* AIM
Copy every line of the records below word for word, with no changes.
*** GIVEN DATA ***
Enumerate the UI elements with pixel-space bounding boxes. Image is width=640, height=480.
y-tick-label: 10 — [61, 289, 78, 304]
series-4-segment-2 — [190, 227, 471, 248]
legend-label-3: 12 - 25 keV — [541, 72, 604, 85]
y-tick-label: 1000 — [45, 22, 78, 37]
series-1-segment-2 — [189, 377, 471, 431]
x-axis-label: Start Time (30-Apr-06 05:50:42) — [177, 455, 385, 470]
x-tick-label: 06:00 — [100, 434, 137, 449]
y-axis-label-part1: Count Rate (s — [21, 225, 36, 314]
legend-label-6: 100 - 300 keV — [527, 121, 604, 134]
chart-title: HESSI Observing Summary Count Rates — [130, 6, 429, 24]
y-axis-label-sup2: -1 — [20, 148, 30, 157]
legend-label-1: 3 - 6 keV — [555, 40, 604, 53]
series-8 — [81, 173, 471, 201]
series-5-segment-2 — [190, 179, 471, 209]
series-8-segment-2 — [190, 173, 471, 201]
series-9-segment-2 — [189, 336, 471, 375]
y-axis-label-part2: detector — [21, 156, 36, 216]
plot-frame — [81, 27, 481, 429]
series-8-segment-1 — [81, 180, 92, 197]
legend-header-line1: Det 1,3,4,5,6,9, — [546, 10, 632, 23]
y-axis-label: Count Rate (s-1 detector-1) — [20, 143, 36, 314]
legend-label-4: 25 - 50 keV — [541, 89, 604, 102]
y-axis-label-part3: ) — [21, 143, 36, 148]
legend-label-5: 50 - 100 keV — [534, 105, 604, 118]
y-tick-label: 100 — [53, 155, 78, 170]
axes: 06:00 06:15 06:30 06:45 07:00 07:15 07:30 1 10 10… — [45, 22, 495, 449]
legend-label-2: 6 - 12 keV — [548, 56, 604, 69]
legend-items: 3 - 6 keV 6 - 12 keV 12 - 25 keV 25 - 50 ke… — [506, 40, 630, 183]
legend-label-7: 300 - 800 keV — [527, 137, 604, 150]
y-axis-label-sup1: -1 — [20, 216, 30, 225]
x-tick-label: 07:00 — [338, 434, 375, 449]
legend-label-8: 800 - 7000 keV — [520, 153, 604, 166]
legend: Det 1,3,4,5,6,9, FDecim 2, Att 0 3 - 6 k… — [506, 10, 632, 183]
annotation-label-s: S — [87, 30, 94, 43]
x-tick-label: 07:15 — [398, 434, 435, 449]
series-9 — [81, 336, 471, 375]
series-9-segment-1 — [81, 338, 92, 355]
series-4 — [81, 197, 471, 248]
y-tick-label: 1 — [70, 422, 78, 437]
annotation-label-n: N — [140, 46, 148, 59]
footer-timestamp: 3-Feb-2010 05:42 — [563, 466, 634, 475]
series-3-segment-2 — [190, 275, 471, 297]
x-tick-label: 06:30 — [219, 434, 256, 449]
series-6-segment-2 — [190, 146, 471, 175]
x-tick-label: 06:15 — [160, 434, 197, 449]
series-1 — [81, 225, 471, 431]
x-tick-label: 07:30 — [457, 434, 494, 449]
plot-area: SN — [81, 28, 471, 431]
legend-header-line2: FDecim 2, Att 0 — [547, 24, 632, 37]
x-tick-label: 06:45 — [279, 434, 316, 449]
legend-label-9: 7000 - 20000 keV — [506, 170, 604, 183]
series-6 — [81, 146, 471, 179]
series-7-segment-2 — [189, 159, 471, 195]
***
* SOLUTION
Enumerate the UI elements with pixel-space bounding boxes. Image is width=640, height=480.
y-tick-label: 10 — [61, 289, 78, 304]
series-4-segment-2 — [190, 227, 471, 248]
legend-label-3: 12 - 25 keV — [541, 72, 604, 85]
y-tick-label: 1000 — [45, 22, 78, 37]
series-1-segment-2 — [189, 377, 471, 431]
x-axis-label: Start Time (30-Apr-06 05:50:42) — [177, 455, 385, 470]
x-tick-label: 06:00 — [100, 434, 137, 449]
y-axis-label-part1: Count Rate (s — [21, 225, 36, 314]
legend-label-6: 100 - 300 keV — [527, 121, 604, 134]
chart-title: HESSI Observing Summary Count Rates — [130, 6, 429, 24]
y-axis-label-sup2: -1 — [20, 148, 30, 157]
legend-label-1: 3 - 6 keV — [555, 40, 604, 53]
series-8 — [81, 173, 471, 201]
series-5-segment-2 — [190, 179, 471, 209]
series-8-segment-2 — [190, 173, 471, 201]
series-9-segment-2 — [189, 336, 471, 375]
y-axis-label-part2: detector — [21, 156, 36, 216]
plot-frame — [81, 27, 481, 429]
series-8-segment-1 — [81, 180, 92, 197]
legend-header-line1: Det 1,3,4,5,6,9, — [546, 10, 632, 23]
y-axis-label: Count Rate (s-1 detector-1) — [20, 143, 36, 314]
legend-label-4: 25 - 50 keV — [541, 89, 604, 102]
y-axis-label-part3: ) — [21, 143, 36, 148]
legend-label-5: 50 - 100 keV — [534, 105, 604, 118]
y-tick-label: 100 — [53, 155, 78, 170]
axes: 06:00 06:15 06:30 06:45 07:00 07:15 07:30 1 10 10… — [45, 22, 495, 449]
legend-label-2: 6 - 12 keV — [548, 56, 604, 69]
legend-items: 3 - 6 keV 6 - 12 keV 12 - 25 keV 25 - 50 ke… — [506, 40, 630, 183]
legend-label-7: 300 - 800 keV — [527, 137, 604, 150]
y-axis-label-sup1: -1 — [20, 216, 30, 225]
x-tick-label: 07:00 — [338, 434, 375, 449]
legend-label-8: 800 - 7000 keV — [520, 153, 604, 166]
legend: Det 1,3,4,5,6,9, FDecim 2, Att 0 3 - 6 k… — [506, 10, 632, 183]
annotation-label-s: S — [87, 30, 94, 43]
x-tick-label: 07:15 — [398, 434, 435, 449]
series-9 — [81, 336, 471, 375]
series-9-segment-1 — [81, 338, 92, 355]
series-4 — [81, 197, 471, 248]
y-tick-label: 1 — [70, 422, 78, 437]
annotation-label-n: N — [140, 46, 148, 59]
footer-timestamp: 3-Feb-2010 05:42 — [563, 466, 634, 475]
series-3-segment-2 — [190, 275, 471, 297]
x-tick-label: 06:30 — [219, 434, 256, 449]
series-6-segment-2 — [190, 146, 471, 175]
x-tick-label: 06:15 — [160, 434, 197, 449]
series-1 — [81, 225, 471, 431]
x-tick-label: 07:30 — [457, 434, 494, 449]
plot-area: SN — [81, 28, 471, 431]
legend-header-line2: FDecim 2, Att 0 — [547, 24, 632, 37]
x-tick-label: 06:45 — [279, 434, 316, 449]
legend-label-9: 7000 - 20000 keV — [506, 170, 604, 183]
series-6 — [81, 146, 471, 179]
series-7-segment-2 — [189, 159, 471, 195]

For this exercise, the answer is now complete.